● EXERCISE DESCRIPTION: Records follow. Copy every line with "Анализ".

● RECORDS PROVIDED:

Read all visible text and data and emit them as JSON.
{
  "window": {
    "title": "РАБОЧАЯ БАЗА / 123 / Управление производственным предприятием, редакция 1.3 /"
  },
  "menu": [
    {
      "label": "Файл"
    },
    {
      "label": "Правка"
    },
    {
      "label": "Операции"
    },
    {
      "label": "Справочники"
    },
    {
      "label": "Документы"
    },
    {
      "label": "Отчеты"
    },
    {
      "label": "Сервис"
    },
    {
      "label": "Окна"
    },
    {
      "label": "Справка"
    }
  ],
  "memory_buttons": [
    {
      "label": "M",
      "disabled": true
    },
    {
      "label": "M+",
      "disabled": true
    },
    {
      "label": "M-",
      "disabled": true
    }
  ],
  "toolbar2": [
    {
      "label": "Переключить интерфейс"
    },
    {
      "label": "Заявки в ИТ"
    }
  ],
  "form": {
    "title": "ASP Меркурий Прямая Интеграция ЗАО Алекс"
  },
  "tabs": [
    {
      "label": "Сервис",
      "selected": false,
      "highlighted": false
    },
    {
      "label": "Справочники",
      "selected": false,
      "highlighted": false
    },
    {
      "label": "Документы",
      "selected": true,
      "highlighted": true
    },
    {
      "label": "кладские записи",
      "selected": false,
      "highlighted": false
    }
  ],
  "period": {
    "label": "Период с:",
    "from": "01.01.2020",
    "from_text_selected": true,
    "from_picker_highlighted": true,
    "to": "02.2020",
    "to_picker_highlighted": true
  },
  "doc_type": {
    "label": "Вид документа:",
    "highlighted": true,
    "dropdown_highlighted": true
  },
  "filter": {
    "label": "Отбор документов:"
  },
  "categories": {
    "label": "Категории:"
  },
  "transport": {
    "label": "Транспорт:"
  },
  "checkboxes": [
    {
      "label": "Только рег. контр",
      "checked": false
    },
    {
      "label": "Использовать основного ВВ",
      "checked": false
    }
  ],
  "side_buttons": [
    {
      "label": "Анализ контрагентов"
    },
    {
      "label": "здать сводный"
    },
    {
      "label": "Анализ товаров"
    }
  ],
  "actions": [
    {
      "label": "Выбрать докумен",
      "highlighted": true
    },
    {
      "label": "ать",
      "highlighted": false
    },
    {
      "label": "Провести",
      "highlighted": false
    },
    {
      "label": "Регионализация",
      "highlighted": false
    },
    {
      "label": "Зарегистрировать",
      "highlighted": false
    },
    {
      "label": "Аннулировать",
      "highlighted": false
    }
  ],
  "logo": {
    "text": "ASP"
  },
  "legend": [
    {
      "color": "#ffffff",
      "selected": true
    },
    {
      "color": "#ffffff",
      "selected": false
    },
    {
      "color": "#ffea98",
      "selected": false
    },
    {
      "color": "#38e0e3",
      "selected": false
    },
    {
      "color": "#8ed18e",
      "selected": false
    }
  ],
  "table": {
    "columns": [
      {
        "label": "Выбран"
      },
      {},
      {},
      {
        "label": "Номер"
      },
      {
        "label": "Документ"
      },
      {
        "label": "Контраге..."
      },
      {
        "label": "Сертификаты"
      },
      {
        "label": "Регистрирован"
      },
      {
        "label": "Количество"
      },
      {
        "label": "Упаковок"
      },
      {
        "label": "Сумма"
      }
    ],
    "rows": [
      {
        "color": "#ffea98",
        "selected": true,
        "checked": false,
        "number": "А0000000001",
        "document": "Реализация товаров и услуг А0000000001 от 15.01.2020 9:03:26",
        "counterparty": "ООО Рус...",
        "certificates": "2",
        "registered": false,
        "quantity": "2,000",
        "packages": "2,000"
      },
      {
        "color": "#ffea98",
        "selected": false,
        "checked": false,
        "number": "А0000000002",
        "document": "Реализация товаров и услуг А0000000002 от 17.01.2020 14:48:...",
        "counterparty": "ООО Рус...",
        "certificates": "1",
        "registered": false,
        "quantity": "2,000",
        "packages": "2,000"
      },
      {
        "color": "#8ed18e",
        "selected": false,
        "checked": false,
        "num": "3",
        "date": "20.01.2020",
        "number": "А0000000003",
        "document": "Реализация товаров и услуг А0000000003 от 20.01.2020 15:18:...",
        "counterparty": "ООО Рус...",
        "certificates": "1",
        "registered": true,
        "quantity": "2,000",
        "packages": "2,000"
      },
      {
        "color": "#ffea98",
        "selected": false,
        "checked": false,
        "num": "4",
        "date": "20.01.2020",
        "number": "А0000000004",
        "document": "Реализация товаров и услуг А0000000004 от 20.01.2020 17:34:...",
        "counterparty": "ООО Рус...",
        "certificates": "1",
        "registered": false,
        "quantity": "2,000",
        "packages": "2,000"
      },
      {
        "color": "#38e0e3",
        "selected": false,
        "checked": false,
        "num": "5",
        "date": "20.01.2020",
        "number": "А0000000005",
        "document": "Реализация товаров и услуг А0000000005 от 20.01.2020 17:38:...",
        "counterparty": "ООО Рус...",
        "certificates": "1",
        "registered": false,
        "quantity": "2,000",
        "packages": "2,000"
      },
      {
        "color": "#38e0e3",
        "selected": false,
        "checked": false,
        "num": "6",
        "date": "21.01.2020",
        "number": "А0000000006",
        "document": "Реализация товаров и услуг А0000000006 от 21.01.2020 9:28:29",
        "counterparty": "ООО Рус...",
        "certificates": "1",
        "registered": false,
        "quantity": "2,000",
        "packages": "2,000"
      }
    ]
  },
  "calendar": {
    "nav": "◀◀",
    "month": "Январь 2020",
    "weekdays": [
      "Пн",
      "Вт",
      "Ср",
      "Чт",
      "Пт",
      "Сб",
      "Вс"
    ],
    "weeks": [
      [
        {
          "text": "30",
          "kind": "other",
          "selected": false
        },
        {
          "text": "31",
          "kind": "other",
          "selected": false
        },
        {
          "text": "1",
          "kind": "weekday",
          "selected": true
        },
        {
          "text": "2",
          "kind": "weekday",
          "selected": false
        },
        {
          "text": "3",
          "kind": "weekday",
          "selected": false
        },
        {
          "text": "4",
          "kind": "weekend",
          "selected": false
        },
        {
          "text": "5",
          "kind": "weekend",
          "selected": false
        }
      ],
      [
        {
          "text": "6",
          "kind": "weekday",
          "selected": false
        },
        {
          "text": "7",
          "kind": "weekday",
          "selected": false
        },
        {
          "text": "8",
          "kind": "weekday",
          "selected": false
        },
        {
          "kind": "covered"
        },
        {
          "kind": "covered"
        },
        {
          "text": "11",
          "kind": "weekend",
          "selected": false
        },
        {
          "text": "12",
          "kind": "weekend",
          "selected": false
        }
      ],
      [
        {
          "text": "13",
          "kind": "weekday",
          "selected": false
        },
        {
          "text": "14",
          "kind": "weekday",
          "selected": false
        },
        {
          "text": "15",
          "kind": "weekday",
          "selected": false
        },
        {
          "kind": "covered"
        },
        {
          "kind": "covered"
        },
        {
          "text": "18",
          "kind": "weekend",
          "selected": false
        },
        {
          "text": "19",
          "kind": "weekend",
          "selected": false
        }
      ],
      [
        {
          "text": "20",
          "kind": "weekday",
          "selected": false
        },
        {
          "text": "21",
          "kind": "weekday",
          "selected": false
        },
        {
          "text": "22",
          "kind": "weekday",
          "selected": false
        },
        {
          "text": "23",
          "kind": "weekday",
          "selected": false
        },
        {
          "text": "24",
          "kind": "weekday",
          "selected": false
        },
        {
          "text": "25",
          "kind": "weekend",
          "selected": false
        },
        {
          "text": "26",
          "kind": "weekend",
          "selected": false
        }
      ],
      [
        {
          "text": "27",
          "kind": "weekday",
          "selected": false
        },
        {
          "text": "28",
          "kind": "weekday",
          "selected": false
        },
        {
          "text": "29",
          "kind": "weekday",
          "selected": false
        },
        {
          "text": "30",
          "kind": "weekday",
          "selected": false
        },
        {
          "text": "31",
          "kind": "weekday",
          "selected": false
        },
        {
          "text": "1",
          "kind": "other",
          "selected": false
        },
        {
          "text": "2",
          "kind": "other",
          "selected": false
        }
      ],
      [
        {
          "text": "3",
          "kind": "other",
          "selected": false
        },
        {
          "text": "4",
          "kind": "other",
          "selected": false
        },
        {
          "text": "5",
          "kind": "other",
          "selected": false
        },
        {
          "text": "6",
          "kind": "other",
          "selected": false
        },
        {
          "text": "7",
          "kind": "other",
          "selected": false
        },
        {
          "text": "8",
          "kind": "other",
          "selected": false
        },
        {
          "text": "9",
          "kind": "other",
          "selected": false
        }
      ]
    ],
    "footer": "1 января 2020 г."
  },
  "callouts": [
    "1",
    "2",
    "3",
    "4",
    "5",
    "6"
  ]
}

● EXERCISE RESULT:
      "label": "Анализ контрагентов"
      "label": "Анализ товаров"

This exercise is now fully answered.